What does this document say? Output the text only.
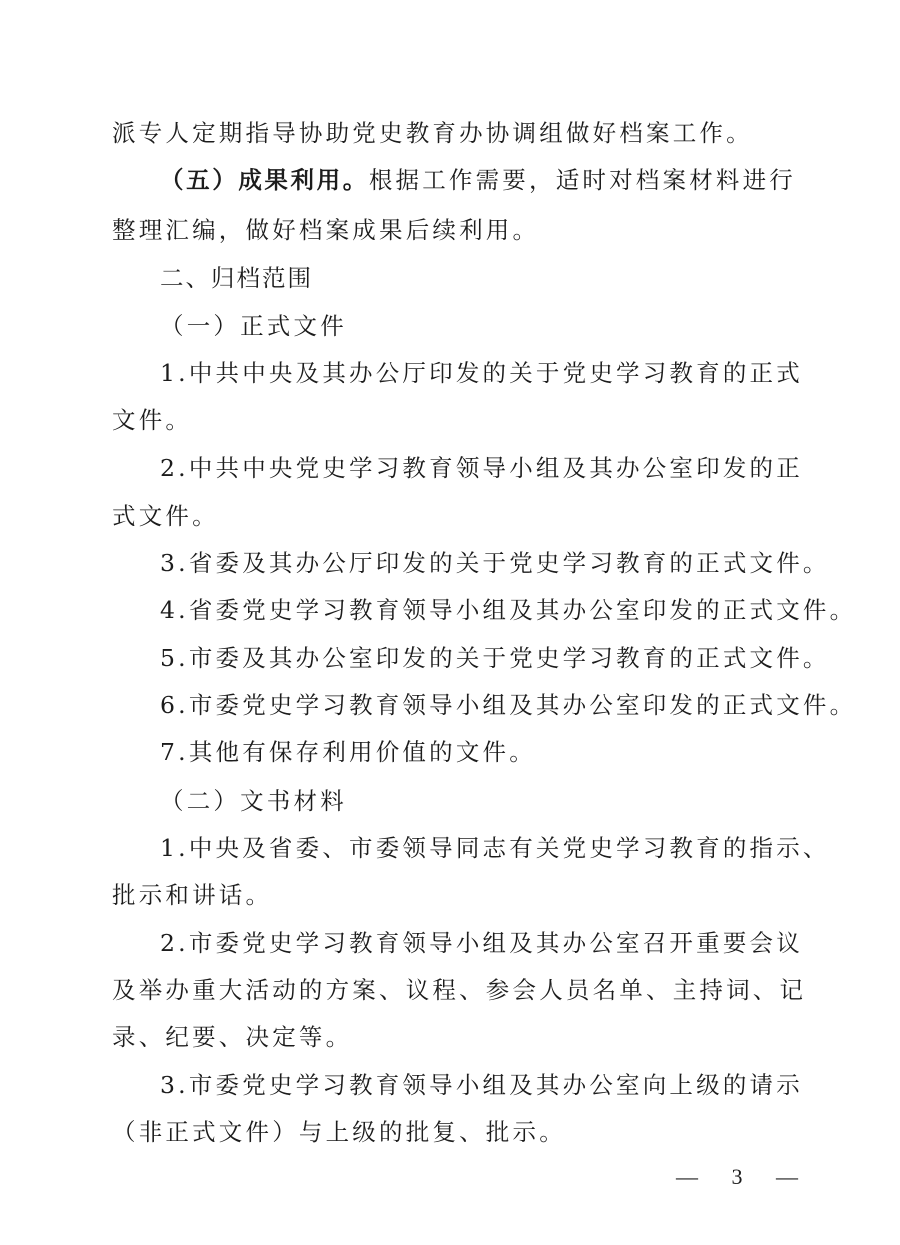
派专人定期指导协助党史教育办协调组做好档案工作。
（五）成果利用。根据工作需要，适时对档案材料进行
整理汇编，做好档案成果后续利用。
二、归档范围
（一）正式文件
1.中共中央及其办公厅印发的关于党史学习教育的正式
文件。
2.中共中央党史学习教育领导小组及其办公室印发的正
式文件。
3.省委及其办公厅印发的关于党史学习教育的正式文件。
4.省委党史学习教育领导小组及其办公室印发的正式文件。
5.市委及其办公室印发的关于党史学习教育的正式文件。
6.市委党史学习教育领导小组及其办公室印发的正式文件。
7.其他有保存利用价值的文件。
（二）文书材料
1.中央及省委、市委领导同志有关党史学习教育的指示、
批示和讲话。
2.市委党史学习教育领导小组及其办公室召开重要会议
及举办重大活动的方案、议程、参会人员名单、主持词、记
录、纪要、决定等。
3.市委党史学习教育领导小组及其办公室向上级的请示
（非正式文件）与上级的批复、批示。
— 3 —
--
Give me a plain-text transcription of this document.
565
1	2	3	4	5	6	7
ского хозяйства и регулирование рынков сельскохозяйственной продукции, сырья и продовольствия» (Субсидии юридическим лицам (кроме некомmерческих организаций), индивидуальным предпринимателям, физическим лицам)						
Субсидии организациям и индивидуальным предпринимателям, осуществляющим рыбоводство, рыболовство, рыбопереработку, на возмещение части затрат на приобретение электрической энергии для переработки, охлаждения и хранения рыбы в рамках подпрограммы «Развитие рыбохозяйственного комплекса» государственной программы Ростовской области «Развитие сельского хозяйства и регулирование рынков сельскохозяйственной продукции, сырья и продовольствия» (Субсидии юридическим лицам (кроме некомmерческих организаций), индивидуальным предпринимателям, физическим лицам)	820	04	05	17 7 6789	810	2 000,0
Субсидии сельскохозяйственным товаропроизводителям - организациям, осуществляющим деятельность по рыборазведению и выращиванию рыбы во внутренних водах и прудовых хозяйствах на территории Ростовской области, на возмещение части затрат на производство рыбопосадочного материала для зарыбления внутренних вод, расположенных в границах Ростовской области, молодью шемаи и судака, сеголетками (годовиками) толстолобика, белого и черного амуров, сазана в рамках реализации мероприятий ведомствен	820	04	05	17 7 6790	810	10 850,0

> _WRITTEN TASK_
Look through the entries above; copy every line holding the string "text".

> _REPLY_
What does this document say? Output the text only.
Give me a plain-text transcription of this document.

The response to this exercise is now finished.